◆ Data entries ◆

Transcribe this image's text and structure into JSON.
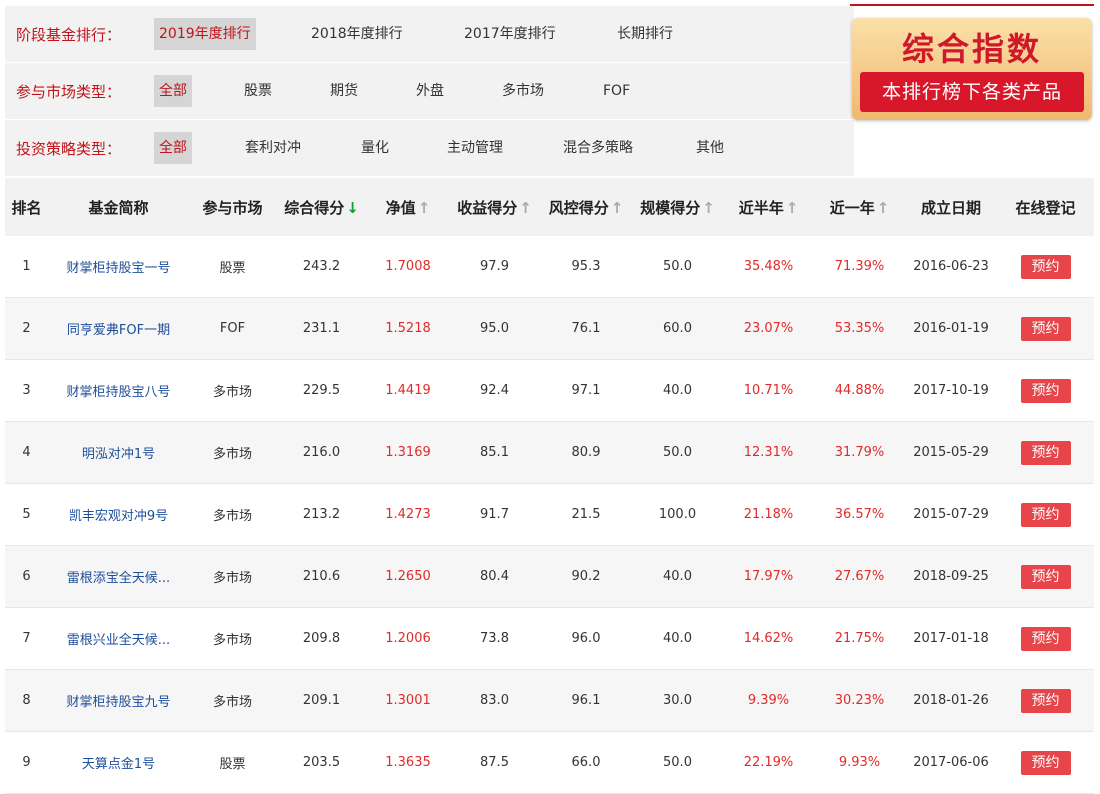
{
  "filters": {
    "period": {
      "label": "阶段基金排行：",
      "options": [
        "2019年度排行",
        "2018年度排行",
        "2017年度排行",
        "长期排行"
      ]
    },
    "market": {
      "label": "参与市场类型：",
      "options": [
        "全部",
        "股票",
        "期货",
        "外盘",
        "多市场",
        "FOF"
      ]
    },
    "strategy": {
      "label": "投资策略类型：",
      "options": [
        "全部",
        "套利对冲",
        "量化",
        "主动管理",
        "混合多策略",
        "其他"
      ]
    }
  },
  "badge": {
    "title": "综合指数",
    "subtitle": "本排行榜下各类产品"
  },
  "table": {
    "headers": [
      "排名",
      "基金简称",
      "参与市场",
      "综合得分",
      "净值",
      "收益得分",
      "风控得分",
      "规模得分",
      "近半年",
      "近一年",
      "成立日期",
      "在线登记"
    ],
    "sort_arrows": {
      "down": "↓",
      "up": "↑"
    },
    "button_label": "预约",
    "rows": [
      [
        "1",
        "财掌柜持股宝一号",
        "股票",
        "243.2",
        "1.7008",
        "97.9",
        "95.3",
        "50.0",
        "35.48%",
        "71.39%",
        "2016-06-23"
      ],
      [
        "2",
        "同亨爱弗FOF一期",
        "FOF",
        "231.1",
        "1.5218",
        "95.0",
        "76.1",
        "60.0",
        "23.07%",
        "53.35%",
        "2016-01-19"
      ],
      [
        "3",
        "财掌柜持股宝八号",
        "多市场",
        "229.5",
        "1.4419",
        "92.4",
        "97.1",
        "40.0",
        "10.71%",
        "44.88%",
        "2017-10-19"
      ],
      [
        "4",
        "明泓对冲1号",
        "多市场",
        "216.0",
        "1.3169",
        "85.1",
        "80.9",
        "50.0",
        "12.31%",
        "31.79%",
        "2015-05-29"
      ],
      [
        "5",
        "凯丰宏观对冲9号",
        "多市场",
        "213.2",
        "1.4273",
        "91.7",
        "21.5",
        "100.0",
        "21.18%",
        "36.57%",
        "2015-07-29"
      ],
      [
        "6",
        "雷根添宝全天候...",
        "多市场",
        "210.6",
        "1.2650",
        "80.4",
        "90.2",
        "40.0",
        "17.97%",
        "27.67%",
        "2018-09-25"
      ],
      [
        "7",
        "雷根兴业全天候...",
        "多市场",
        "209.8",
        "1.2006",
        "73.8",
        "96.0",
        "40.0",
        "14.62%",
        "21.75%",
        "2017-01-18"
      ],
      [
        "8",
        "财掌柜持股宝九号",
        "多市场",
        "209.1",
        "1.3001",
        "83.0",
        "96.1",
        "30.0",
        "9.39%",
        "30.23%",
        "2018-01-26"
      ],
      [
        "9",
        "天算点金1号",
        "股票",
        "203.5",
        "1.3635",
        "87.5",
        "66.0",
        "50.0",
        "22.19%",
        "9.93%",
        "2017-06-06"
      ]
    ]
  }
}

* * *

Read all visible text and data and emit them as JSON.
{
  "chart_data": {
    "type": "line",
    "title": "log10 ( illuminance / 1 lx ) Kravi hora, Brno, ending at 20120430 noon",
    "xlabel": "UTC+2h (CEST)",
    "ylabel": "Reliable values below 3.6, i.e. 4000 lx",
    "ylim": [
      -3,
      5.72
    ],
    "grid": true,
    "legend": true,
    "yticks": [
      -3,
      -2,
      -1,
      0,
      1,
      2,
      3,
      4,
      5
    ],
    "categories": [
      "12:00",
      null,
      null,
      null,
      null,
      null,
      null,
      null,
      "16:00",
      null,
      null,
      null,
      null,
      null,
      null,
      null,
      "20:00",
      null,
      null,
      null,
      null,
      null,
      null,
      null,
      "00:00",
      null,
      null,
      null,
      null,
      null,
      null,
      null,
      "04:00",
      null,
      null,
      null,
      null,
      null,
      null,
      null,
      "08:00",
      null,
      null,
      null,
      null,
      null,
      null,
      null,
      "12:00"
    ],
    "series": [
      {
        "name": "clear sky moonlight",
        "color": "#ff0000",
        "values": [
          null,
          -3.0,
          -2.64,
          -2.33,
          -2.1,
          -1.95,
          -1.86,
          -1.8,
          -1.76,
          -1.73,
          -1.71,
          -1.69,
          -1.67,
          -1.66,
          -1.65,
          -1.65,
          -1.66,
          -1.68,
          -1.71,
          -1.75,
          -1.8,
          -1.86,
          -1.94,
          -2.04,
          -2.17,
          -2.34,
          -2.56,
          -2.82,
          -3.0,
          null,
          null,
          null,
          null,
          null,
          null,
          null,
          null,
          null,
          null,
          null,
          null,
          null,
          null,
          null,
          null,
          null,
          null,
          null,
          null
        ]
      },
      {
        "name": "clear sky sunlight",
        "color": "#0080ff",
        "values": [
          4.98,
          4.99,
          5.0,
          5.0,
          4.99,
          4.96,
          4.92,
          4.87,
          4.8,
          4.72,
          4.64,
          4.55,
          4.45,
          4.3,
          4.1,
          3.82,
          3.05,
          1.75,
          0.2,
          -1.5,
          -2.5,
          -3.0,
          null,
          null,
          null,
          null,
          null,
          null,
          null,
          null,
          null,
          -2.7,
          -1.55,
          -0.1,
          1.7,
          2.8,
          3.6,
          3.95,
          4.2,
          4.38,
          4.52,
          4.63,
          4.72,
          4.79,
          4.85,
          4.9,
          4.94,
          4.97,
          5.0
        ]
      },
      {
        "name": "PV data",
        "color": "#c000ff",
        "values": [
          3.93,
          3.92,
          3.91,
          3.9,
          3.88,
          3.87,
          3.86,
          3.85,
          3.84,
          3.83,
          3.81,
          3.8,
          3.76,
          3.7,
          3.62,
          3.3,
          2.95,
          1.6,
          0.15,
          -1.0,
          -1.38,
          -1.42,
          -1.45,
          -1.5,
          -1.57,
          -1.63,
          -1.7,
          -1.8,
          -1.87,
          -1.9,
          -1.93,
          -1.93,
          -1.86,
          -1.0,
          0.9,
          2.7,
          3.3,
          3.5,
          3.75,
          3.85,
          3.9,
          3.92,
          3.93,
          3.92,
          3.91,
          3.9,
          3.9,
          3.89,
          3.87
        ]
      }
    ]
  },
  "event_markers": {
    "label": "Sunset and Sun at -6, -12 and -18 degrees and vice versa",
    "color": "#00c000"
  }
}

◆ The request ◆
For the listing above, identify each line bearing "color".

◆ Result below ◆
        "color": "#ff0000",
        "color": "#0080ff",
        "color": "#c000ff",
    "color": "#00c000"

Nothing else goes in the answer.